:: Material for this task
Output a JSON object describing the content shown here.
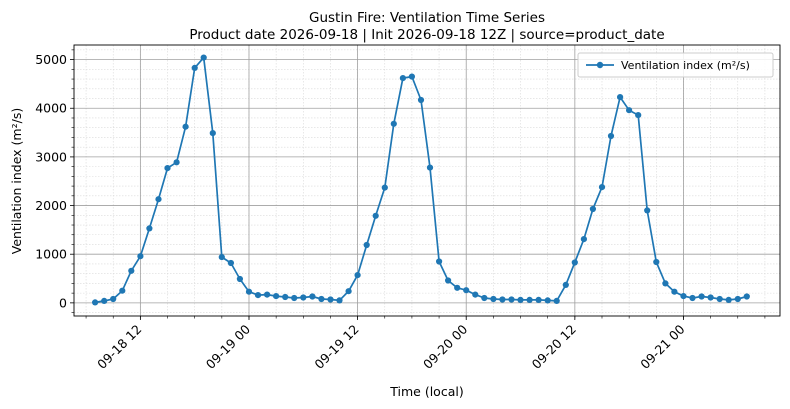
{
  "chart_data": {
    "type": "line",
    "title": "Gustin Fire: Ventilation Time Series",
    "subtitle": "Product date 2026-09-18 | Init 2026-09-18 12Z | source=product_date",
    "xlabel": "Time (local)",
    "ylabel": "Ventilation index (m²/s)",
    "x_start": "2026-09-18 07:00",
    "x_step_hours": 1,
    "xlim": [
      "2026-09-18 04:40",
      "2026-09-21 10:40"
    ],
    "ylim": [
      -270,
      5300
    ],
    "yticks": [
      0,
      1000,
      2000,
      3000,
      4000,
      5000
    ],
    "xticks": [
      {
        "label": "09-18 12",
        "time": "2026-09-18 12:00"
      },
      {
        "label": "09-19 00",
        "time": "2026-09-19 00:00"
      },
      {
        "label": "09-19 12",
        "time": "2026-09-19 12:00"
      },
      {
        "label": "09-20 00",
        "time": "2026-09-20 00:00"
      },
      {
        "label": "09-20 12",
        "time": "2026-09-20 12:00"
      },
      {
        "label": "09-21 00",
        "time": "2026-09-21 00:00"
      }
    ],
    "grid": true,
    "legend_position": "top-right",
    "series": [
      {
        "name": "Ventilation index (m²/s)",
        "color": "#1f77b4",
        "values": [
          10,
          40,
          80,
          250,
          660,
          960,
          1530,
          2130,
          2770,
          2890,
          3620,
          4830,
          5040,
          3490,
          940,
          820,
          490,
          230,
          160,
          170,
          140,
          120,
          100,
          110,
          130,
          80,
          70,
          50,
          240,
          570,
          1190,
          1790,
          2370,
          3680,
          4620,
          4650,
          4170,
          2780,
          850,
          460,
          310,
          260,
          170,
          100,
          80,
          70,
          70,
          60,
          60,
          60,
          50,
          40,
          370,
          830,
          1310,
          1930,
          2380,
          3430,
          4230,
          3960,
          3860,
          1900,
          840,
          400,
          230,
          140,
          100,
          130,
          110,
          80,
          60,
          80,
          130
        ]
      }
    ]
  }
}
::::
* [Your instructions]
Restate each entry word for word, please, but drop any images it holds.

* [Solution for this exercise]
Output a JSON object describing the content shown here.
{
  "chart_data": {
    "type": "line",
    "title": "Gustin Fire: Ventilation Time Series",
    "subtitle": "Product date 2026-09-18 | Init 2026-09-18 12Z | source=product_date",
    "xlabel": "Time (local)",
    "ylabel": "Ventilation index (m²/s)",
    "x_start": "2026-09-18 07:00",
    "x_step_hours": 1,
    "xlim": [
      "2026-09-18 04:40",
      "2026-09-21 10:40"
    ],
    "ylim": [
      -270,
      5300
    ],
    "yticks": [
      0,
      1000,
      2000,
      3000,
      4000,
      5000
    ],
    "xticks": [
      {
        "label": "09-18 12",
        "time": "2026-09-18 12:00"
      },
      {
        "label": "09-19 00",
        "time": "2026-09-19 00:00"
      },
      {
        "label": "09-19 12",
        "time": "2026-09-19 12:00"
      },
      {
        "label": "09-20 00",
        "time": "2026-09-20 00:00"
      },
      {
        "label": "09-20 12",
        "time": "2026-09-20 12:00"
      },
      {
        "label": "09-21 00",
        "time": "2026-09-21 00:00"
      }
    ],
    "grid": true,
    "legend_position": "top-right",
    "series": [
      {
        "name": "Ventilation index (m²/s)",
        "color": "#1f77b4",
        "values": [
          10,
          40,
          80,
          250,
          660,
          960,
          1530,
          2130,
          2770,
          2890,
          3620,
          4830,
          5040,
          3490,
          940,
          820,
          490,
          230,
          160,
          170,
          140,
          120,
          100,
          110,
          130,
          80,
          70,
          50,
          240,
          570,
          1190,
          1790,
          2370,
          3680,
          4620,
          4650,
          4170,
          2780,
          850,
          460,
          310,
          260,
          170,
          100,
          80,
          70,
          70,
          60,
          60,
          60,
          50,
          40,
          370,
          830,
          1310,
          1930,
          2380,
          3430,
          4230,
          3960,
          3860,
          1900,
          840,
          400,
          230,
          140,
          100,
          130,
          110,
          80,
          60,
          80,
          130
        ]
      }
    ]
  }
}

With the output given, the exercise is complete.